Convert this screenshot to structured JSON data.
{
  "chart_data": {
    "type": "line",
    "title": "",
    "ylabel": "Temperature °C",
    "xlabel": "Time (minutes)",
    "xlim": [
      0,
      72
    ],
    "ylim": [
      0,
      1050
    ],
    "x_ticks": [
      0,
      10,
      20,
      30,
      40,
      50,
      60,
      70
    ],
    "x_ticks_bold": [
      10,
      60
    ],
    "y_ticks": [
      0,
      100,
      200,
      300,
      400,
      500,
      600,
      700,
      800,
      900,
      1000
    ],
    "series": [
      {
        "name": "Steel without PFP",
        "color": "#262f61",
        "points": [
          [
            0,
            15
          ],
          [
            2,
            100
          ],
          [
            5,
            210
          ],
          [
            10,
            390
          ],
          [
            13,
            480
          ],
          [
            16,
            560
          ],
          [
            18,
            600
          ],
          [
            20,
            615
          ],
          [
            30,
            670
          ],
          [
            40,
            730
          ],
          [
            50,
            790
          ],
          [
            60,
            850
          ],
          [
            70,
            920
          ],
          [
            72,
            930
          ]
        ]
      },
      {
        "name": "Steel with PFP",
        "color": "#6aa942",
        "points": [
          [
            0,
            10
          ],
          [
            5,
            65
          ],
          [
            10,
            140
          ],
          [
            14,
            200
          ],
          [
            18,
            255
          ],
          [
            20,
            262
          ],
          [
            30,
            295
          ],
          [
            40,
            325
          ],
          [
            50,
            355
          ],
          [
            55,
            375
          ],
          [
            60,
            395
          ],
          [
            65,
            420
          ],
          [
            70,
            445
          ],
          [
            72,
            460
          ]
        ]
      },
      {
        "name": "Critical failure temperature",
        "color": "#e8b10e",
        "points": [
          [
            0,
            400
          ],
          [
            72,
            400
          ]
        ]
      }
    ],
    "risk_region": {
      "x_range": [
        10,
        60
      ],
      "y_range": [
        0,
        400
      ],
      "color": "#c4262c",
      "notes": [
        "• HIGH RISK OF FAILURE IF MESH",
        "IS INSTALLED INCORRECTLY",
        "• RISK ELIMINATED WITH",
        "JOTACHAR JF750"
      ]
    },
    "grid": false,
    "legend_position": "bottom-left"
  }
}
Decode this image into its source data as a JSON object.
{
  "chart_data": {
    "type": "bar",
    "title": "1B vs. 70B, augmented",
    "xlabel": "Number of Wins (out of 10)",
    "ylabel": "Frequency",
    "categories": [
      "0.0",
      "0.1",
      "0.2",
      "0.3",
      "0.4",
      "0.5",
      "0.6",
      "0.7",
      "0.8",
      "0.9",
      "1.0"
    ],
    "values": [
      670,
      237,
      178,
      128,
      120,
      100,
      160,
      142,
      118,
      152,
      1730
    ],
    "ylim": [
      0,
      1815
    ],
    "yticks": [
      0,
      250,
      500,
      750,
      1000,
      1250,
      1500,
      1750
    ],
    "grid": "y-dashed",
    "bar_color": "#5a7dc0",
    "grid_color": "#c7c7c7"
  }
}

****************

DIRECTIONS FOR THIS TASK:
In the records above, locate the line that contains "Decode this image". Repeat it and every line after it, exactly, and nothing else.

IN RESPONSE:
Decode this image into its source data as a JSON object.
{
  "chart_data": {
    "type": "bar",
    "title": "1B vs. 70B, augmented",
    "xlabel": "Number of Wins (out of 10)",
    "ylabel": "Frequency",
    "categories": [
      "0.0",
      "0.1",
      "0.2",
      "0.3",
      "0.4",
      "0.5",
      "0.6",
      "0.7",
      "0.8",
      "0.9",
      "1.0"
    ],
    "values": [
      670,
      237,
      178,
      128,
      120,
      100,
      160,
      142,
      118,
      152,
      1730
    ],
    "ylim": [
      0,
      1815
    ],
    "yticks": [
      0,
      250,
      500,
      750,
      1000,
      1250,
      1500,
      1750
    ],
    "grid": "y-dashed",
    "bar_color": "#5a7dc0",
    "grid_color": "#c7c7c7"
  }
}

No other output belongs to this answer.